Please copy all the lines that follow, word for word.

[BEGIN Materials provided]

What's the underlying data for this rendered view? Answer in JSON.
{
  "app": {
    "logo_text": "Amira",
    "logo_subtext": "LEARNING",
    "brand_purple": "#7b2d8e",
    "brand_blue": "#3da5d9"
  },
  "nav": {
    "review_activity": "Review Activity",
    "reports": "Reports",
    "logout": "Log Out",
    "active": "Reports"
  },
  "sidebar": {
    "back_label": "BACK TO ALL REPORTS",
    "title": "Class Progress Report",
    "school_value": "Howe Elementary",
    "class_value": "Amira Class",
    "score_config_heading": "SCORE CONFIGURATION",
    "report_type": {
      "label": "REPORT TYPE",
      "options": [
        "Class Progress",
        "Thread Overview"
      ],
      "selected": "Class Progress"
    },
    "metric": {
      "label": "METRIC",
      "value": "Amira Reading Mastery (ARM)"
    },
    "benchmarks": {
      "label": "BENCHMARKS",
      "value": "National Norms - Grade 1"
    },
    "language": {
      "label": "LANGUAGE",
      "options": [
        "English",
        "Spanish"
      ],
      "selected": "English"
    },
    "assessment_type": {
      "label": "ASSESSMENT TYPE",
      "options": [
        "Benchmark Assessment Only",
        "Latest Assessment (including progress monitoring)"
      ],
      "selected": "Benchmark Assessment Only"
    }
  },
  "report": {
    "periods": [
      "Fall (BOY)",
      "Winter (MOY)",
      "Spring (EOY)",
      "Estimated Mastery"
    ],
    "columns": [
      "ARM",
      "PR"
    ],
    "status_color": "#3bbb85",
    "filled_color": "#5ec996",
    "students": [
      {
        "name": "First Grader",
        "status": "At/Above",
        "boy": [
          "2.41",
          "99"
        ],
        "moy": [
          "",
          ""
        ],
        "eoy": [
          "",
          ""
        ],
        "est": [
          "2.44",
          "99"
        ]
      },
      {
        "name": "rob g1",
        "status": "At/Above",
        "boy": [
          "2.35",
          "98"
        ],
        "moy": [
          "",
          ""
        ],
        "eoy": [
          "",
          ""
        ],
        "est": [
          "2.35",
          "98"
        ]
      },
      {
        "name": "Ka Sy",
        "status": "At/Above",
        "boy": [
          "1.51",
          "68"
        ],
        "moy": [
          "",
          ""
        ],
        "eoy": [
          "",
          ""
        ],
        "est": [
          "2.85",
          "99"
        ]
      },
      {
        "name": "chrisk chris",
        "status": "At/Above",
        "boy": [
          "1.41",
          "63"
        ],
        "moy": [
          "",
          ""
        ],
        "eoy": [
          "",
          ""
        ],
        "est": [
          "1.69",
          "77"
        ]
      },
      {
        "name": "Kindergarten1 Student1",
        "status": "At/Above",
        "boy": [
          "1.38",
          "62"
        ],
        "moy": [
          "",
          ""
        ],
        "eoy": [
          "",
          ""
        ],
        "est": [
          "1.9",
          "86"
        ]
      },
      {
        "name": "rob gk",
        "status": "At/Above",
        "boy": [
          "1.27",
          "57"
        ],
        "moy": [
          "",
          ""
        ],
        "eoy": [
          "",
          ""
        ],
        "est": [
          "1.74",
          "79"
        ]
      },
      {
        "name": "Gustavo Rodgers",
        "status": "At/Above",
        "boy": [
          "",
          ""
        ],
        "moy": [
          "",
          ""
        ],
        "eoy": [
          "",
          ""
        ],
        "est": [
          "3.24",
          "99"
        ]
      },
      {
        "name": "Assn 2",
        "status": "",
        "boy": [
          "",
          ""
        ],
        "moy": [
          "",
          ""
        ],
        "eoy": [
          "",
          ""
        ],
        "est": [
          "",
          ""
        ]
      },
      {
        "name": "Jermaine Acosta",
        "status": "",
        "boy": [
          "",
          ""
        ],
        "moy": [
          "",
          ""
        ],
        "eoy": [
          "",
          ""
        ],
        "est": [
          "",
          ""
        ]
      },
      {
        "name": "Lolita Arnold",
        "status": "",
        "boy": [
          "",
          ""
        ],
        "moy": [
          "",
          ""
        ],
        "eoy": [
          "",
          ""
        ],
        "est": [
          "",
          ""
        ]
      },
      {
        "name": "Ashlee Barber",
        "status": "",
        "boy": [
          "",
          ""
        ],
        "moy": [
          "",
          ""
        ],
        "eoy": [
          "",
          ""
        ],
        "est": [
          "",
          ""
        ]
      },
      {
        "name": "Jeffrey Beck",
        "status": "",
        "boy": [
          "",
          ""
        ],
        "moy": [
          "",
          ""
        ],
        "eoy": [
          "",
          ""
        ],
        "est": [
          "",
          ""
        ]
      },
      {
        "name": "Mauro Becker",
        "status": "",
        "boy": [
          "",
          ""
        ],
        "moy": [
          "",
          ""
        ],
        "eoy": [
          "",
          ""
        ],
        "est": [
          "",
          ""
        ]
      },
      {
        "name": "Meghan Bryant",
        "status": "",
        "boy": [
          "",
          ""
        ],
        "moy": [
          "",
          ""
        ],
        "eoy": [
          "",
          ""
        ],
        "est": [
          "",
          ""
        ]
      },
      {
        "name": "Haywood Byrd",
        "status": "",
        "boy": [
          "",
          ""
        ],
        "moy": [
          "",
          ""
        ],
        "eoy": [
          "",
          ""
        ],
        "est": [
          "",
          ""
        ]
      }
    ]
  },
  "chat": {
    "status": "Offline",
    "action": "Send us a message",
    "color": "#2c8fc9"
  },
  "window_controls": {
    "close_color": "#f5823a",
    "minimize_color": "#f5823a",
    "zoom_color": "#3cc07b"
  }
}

[END Materials provided]

**Exercise result**.
What's the underlying data for this rendered view? Answer in JSON.
{
  "app": {
    "logo_text": "Amira",
    "logo_subtext": "LEARNING",
    "brand_purple": "#7b2d8e",
    "brand_blue": "#3da5d9"
  },
  "nav": {
    "review_activity": "Review Activity",
    "reports": "Reports",
    "logout": "Log Out",
    "active": "Reports"
  },
  "sidebar": {
    "back_label": "BACK TO ALL REPORTS",
    "title": "Class Progress Report",
    "school_value": "Howe Elementary",
    "class_value": "Amira Class",
    "score_config_heading": "SCORE CONFIGURATION",
    "report_type": {
      "label": "REPORT TYPE",
      "options": [
        "Class Progress",
        "Thread Overview"
      ],
      "selected": "Class Progress"
    },
    "metric": {
      "label": "METRIC",
      "value": "Amira Reading Mastery (ARM)"
    },
    "benchmarks": {
      "label": "BENCHMARKS",
      "value": "National Norms - Grade 1"
    },
    "language": {
      "label": "LANGUAGE",
      "options": [
        "English",
        "Spanish"
      ],
      "selected": "English"
    },
    "assessment_type": {
      "label": "ASSESSMENT TYPE",
      "options": [
        "Benchmark Assessment Only",
        "Latest Assessment (including progress monitoring)"
      ],
      "selected": "Benchmark Assessment Only"
    }
  },
  "report": {
    "periods": [
      "Fall (BOY)",
      "Winter (MOY)",
      "Spring (EOY)",
      "Estimated Mastery"
    ],
    "columns": [
      "ARM",
      "PR"
    ],
    "status_color": "#3bbb85",
    "filled_color": "#5ec996",
    "students": [
      {
        "name": "First Grader",
        "status": "At/Above",
        "boy": [
          "2.41",
          "99"
        ],
        "moy": [
          "",
          ""
        ],
        "eoy": [
          "",
          ""
        ],
        "est": [
          "2.44",
          "99"
        ]
      },
      {
        "name": "rob g1",
        "status": "At/Above",
        "boy": [
          "2.35",
          "98"
        ],
        "moy": [
          "",
          ""
        ],
        "eoy": [
          "",
          ""
        ],
        "est": [
          "2.35",
          "98"
        ]
      },
      {
        "name": "Ka Sy",
        "status": "At/Above",
        "boy": [
          "1.51",
          "68"
        ],
        "moy": [
          "",
          ""
        ],
        "eoy": [
          "",
          ""
        ],
        "est": [
          "2.85",
          "99"
        ]
      },
      {
        "name": "chrisk chris",
        "status": "At/Above",
        "boy": [
          "1.41",
          "63"
        ],
        "moy": [
          "",
          ""
        ],
        "eoy": [
          "",
          ""
        ],
        "est": [
          "1.69",
          "77"
        ]
      },
      {
        "name": "Kindergarten1 Student1",
        "status": "At/Above",
        "boy": [
          "1.38",
          "62"
        ],
        "moy": [
          "",
          ""
        ],
        "eoy": [
          "",
          ""
        ],
        "est": [
          "1.9",
          "86"
        ]
      },
      {
        "name": "rob gk",
        "status": "At/Above",
        "boy": [
          "1.27",
          "57"
        ],
        "moy": [
          "",
          ""
        ],
        "eoy": [
          "",
          ""
        ],
        "est": [
          "1.74",
          "79"
        ]
      },
      {
        "name": "Gustavo Rodgers",
        "status": "At/Above",
        "boy": [
          "",
          ""
        ],
        "moy": [
          "",
          ""
        ],
        "eoy": [
          "",
          ""
        ],
        "est": [
          "3.24",
          "99"
        ]
      },
      {
        "name": "Assn 2",
        "status": "",
        "boy": [
          "",
          ""
        ],
        "moy": [
          "",
          ""
        ],
        "eoy": [
          "",
          ""
        ],
        "est": [
          "",
          ""
        ]
      },
      {
        "name": "Jermaine Acosta",
        "status": "",
        "boy": [
          "",
          ""
        ],
        "moy": [
          "",
          ""
        ],
        "eoy": [
          "",
          ""
        ],
        "est": [
          "",
          ""
        ]
      },
      {
        "name": "Lolita Arnold",
        "status": "",
        "boy": [
          "",
          ""
        ],
        "moy": [
          "",
          ""
        ],
        "eoy": [
          "",
          ""
        ],
        "est": [
          "",
          ""
        ]
      },
      {
        "name": "Ashlee Barber",
        "status": "",
        "boy": [
          "",
          ""
        ],
        "moy": [
          "",
          ""
        ],
        "eoy": [
          "",
          ""
        ],
        "est": [
          "",
          ""
        ]
      },
      {
        "name": "Jeffrey Beck",
        "status": "",
        "boy": [
          "",
          ""
        ],
        "moy": [
          "",
          ""
        ],
        "eoy": [
          "",
          ""
        ],
        "est": [
          "",
          ""
        ]
      },
      {
        "name": "Mauro Becker",
        "status": "",
        "boy": [
          "",
          ""
        ],
        "moy": [
          "",
          ""
        ],
        "eoy": [
          "",
          ""
        ],
        "est": [
          "",
          ""
        ]
      },
      {
        "name": "Meghan Bryant",
        "status": "",
        "boy": [
          "",
          ""
        ],
        "moy": [
          "",
          ""
        ],
        "eoy": [
          "",
          ""
        ],
        "est": [
          "",
          ""
        ]
      },
      {
        "name": "Haywood Byrd",
        "status": "",
        "boy": [
          "",
          ""
        ],
        "moy": [
          "",
          ""
        ],
        "eoy": [
          "",
          ""
        ],
        "est": [
          "",
          ""
        ]
      }
    ]
  },
  "chat": {
    "status": "Offline",
    "action": "Send us a message",
    "color": "#2c8fc9"
  },
  "window_controls": {
    "close_color": "#f5823a",
    "minimize_color": "#f5823a",
    "zoom_color": "#3cc07b"
  }
}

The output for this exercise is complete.